Ziel A. Aktualisiere einen Abschnitt des Textes: Beginne bei den Worten „Manfred Krug hat“ und höre nach „joy but sorrow.“ auf. Ersetze darin „Geschenk“ durch „Präsent“.

Vorliegender Text.
● ● ● ● ●

Nebenstehender Text findet sich auf einer Postkarte, die der in diesem Jahr allzu früh verstorbene Schriftsteller Jureck Becker seinem besten Freund, dem Schauspieler Manfred Krug, und dessen Frau Ottilie schrieb. Die beiden standen seit den fünfziger Jahren in regem Postkartenverkehr. Ottilies Sammelwut ist es zu danken, daß diese Gewohnheit nicht abriß, als die beiden Freunde mehr oder weniger unfreiwillig das Staatsterritorium wechselten, vielmehr sogar in den 80er Jahren ihren produktiven Höhepunkt erreichte.

Manfred Krug hat all denen, die ihm bis in die Niederungen der Telekom-Werbung treu anhingen, mit diesem Band ein wirklich schönes Geschenk gemacht. Die Postkarten Beckers sind, was Text wie motivische Auswahl belangt, wunderbare kleine Kunstwerke, die Sehnsucht nach den Freunden lächelnd auf die eigene Schippe nehmend, manchmal brachial, meist zart und immer von dem spezifischen Postkartenwitz geprägt, an dem wir uns alle unter der Sonne des Südens so oft und vergeblich abgequält haben. Die Texte oder soll man Miniaturen sagen, stehen in der Brief- und Postkartentradition des großen Kurt Tucholsky, sie teilen dessen melancholischen Grundton, dessen Selbstironie. The source of humour isn't joy but sorrow.

● ● ● ● ●

Vorliegendes Material.
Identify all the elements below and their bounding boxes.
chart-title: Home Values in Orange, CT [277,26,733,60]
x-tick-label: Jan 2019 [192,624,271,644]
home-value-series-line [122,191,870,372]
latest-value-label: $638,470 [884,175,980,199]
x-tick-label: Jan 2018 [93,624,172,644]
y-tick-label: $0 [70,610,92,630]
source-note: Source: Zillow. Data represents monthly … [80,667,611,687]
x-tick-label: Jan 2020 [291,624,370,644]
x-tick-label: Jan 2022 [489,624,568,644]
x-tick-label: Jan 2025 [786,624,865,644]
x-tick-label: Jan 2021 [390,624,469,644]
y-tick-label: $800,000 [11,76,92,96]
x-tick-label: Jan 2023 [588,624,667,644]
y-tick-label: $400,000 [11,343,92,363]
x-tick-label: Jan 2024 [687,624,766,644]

● ● ● ● ●

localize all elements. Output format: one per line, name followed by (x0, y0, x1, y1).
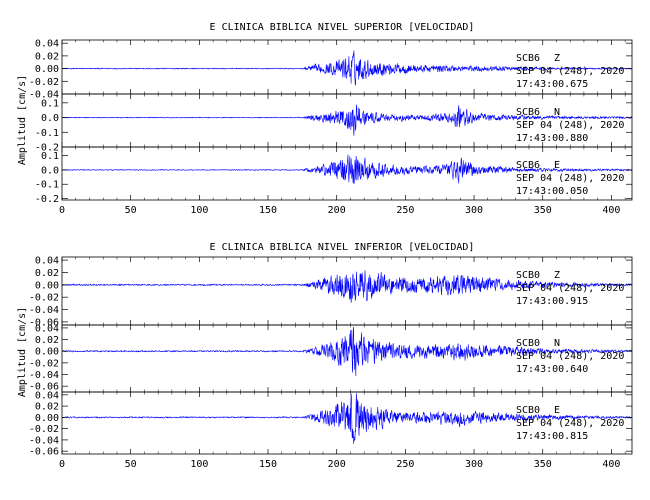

● ● ● ● ●

Ziel B. Gib die Zeilen nach dem Text unverändert noch einmal aus. Beginne bei der Zeile mit „Identify all the“ und höre nach der Zeile mit „x-tick-label: Jan 2024 [687,624,766,644]“ auf.

Vollständige Ausgabe A.
Manfred Krug hat all denen, die ihm bis in die Niederungen der Telekom-Werbung treu anhingen, mit diesem Band ein wirklich schönes Präsent gemacht. Die Postkarten Beckers sind, was Text wie motivische Auswahl belangt, wunderbare kleine Kunstwerke, die Sehnsucht nach den Freunden lächelnd auf die eigene Schippe nehmend, manchmal brachial, meist zart und immer von dem spezifischen Postkartenwitz geprägt, an dem wir uns alle unter der Sonne des Südens so oft und vergeblich abgequält haben. Die Texte oder soll man Miniaturen sagen, stehen in der Brief- und Postkartentradition des großen Kurt Tucholsky, sie teilen dessen melancholischen Grundton, dessen Selbstironie. The source of humour isn't joy but sorrow.

Vollständige Ausgabe B.
Identify all the elements below and their bounding boxes.
chart-title: Home Values in Orange, CT [277,26,733,60]
x-tick-label: Jan 2019 [192,624,271,644]
home-value-series-line [122,191,870,372]
latest-value-label: $638,470 [884,175,980,199]
x-tick-label: Jan 2018 [93,624,172,644]
y-tick-label: $0 [70,610,92,630]
source-note: Source: Zillow. Data represents monthly … [80,667,611,687]
x-tick-label: Jan 2020 [291,624,370,644]
x-tick-label: Jan 2022 [489,624,568,644]
x-tick-label: Jan 2025 [786,624,865,644]
x-tick-label: Jan 2021 [390,624,469,644]
y-tick-label: $800,000 [11,76,92,96]
x-tick-label: Jan 2023 [588,624,667,644]
y-tick-label: $400,000 [11,343,92,363]
x-tick-label: Jan 2024 [687,624,766,644]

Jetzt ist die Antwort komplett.